=== DATA FOR THE TASK ===
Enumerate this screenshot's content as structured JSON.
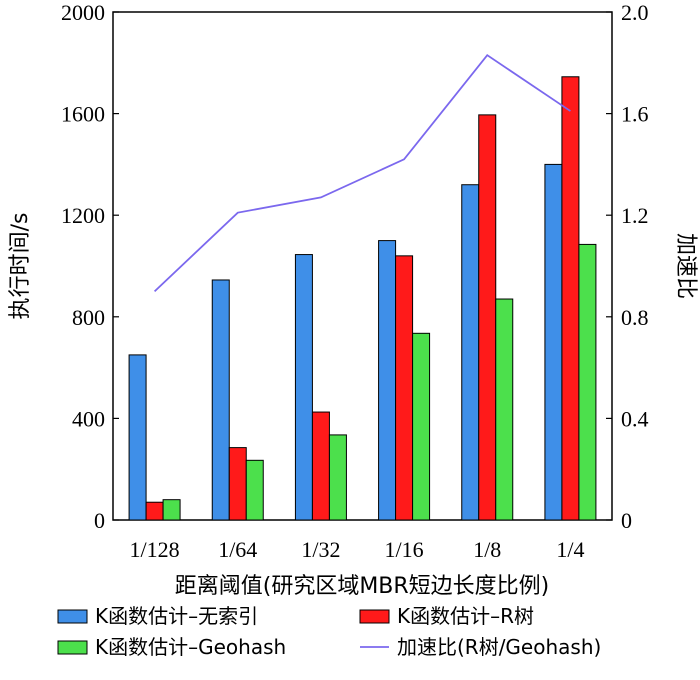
{
  "chart_data": {
    "type": "bar",
    "categories": [
      "1/128",
      "1/64",
      "1/32",
      "1/16",
      "1/8",
      "1/4"
    ],
    "series": [
      {
        "name": "K函数估计–无索引",
        "type": "bar",
        "axis": "left",
        "color": "#3f8fe8",
        "values": [
          650,
          945,
          1045,
          1100,
          1320,
          1400
        ]
      },
      {
        "name": "K函数估计–R树",
        "type": "bar",
        "axis": "left",
        "color": "#ff1a1a",
        "values": [
          70,
          285,
          425,
          1040,
          1595,
          1745
        ]
      },
      {
        "name": "K函数估计–Geohash",
        "type": "bar",
        "axis": "left",
        "color": "#4ce04c",
        "values": [
          80,
          235,
          335,
          735,
          870,
          1085
        ]
      },
      {
        "name": "加速比(R树/Geohash)",
        "type": "line",
        "axis": "right",
        "color": "#7b68ee",
        "values": [
          0.9,
          1.21,
          1.27,
          1.42,
          1.83,
          1.61
        ]
      }
    ],
    "xlabel": "距离阈值(研究区域MBR短边长度比例)",
    "ylabel": "执行时间/s",
    "y2label": "加速比",
    "ylim": [
      0,
      2000
    ],
    "yticks": [
      0,
      400,
      800,
      1200,
      1600,
      2000
    ],
    "y2lim": [
      0,
      2.0
    ],
    "y2ticks": [
      "0",
      "0.4",
      "0.8",
      "1.2",
      "1.6",
      "2.0"
    ],
    "grid": false,
    "legend_position": "bottom"
  }
}
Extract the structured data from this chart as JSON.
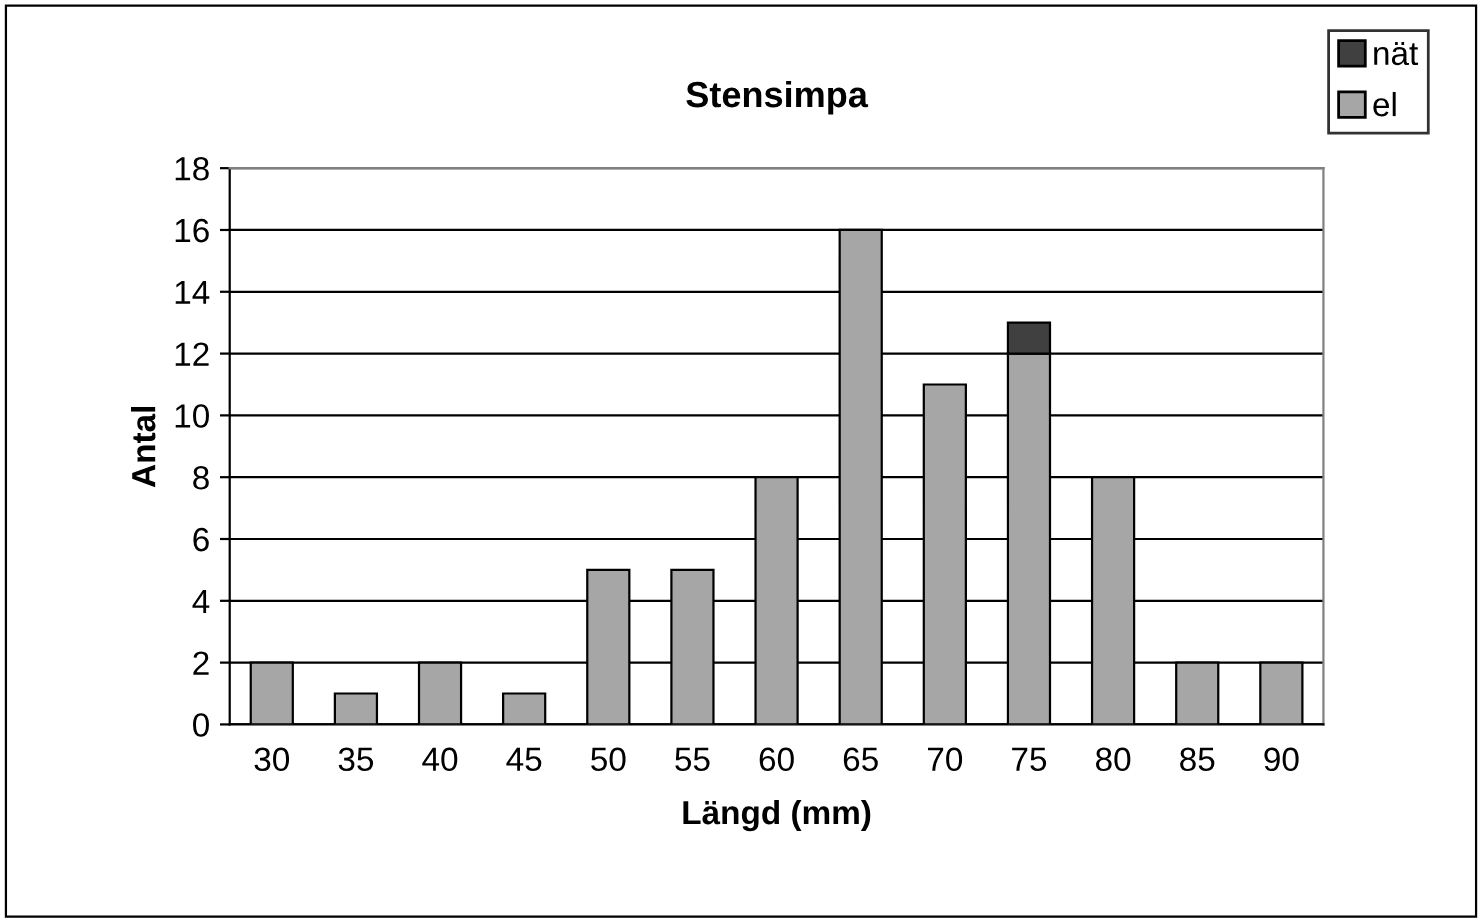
{
  "chart_data": {
    "type": "bar",
    "title": "Stensimpa",
    "xlabel": "Längd (mm)",
    "ylabel": "Antal",
    "stacked": true,
    "categories": [
      "30",
      "35",
      "40",
      "45",
      "50",
      "55",
      "60",
      "65",
      "70",
      "75",
      "80",
      "85",
      "90"
    ],
    "series": [
      {
        "name": "el",
        "color": "#a6a6a6",
        "values": [
          2,
          1,
          2,
          1,
          5,
          5,
          8,
          16,
          11,
          12,
          8,
          2,
          2
        ]
      },
      {
        "name": "nät",
        "color": "#404040",
        "values": [
          null,
          null,
          null,
          null,
          null,
          null,
          null,
          null,
          null,
          1,
          null,
          null,
          null
        ]
      }
    ],
    "ylim": [
      0,
      18
    ],
    "yticks": [
      0,
      2,
      4,
      6,
      8,
      10,
      12,
      14,
      16,
      18
    ],
    "grid": "y",
    "legend": "top right"
  }
}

=== YOUR GOAL ===
Repeat the listing verbatim. Skip the pictures.

=== EXPECTED ANSWER ===
Enumerate this screenshot's content as structured JSON.
{
  "chart_data": {
    "type": "bar",
    "categories": [
      "1/128",
      "1/64",
      "1/32",
      "1/16",
      "1/8",
      "1/4"
    ],
    "series": [
      {
        "name": "K函数估计–无索引",
        "type": "bar",
        "axis": "left",
        "color": "#3f8fe8",
        "values": [
          650,
          945,
          1045,
          1100,
          1320,
          1400
        ]
      },
      {
        "name": "K函数估计–R树",
        "type": "bar",
        "axis": "left",
        "color": "#ff1a1a",
        "values": [
          70,
          285,
          425,
          1040,
          1595,
          1745
        ]
      },
      {
        "name": "K函数估计–Geohash",
        "type": "bar",
        "axis": "left",
        "color": "#4ce04c",
        "values": [
          80,
          235,
          335,
          735,
          870,
          1085
        ]
      },
      {
        "name": "加速比(R树/Geohash)",
        "type": "line",
        "axis": "right",
        "color": "#7b68ee",
        "values": [
          0.9,
          1.21,
          1.27,
          1.42,
          1.83,
          1.61
        ]
      }
    ],
    "xlabel": "距离阈值(研究区域MBR短边长度比例)",
    "ylabel": "执行时间/s",
    "y2label": "加速比",
    "ylim": [
      0,
      2000
    ],
    "yticks": [
      0,
      400,
      800,
      1200,
      1600,
      2000
    ],
    "y2lim": [
      0,
      2.0
    ],
    "y2ticks": [
      "0",
      "0.4",
      "0.8",
      "1.2",
      "1.6",
      "2.0"
    ],
    "grid": false,
    "legend_position": "bottom"
  }
}
Extract the structured data from this chart as JSON.
{
  "chart_data": {
    "type": "bar",
    "title": "Stensimpa",
    "xlabel": "Längd (mm)",
    "ylabel": "Antal",
    "stacked": true,
    "categories": [
      "30",
      "35",
      "40",
      "45",
      "50",
      "55",
      "60",
      "65",
      "70",
      "75",
      "80",
      "85",
      "90"
    ],
    "series": [
      {
        "name": "el",
        "color": "#a6a6a6",
        "values": [
          2,
          1,
          2,
          1,
          5,
          5,
          8,
          16,
          11,
          12,
          8,
          2,
          2
        ]
      },
      {
        "name": "nät",
        "color": "#404040",
        "values": [
          null,
          null,
          null,
          null,
          null,
          null,
          null,
          null,
          null,
          1,
          null,
          null,
          null
        ]
      }
    ],
    "ylim": [
      0,
      18
    ],
    "yticks": [
      0,
      2,
      4,
      6,
      8,
      10,
      12,
      14,
      16,
      18
    ],
    "grid": "y",
    "legend": "top right"
  }
}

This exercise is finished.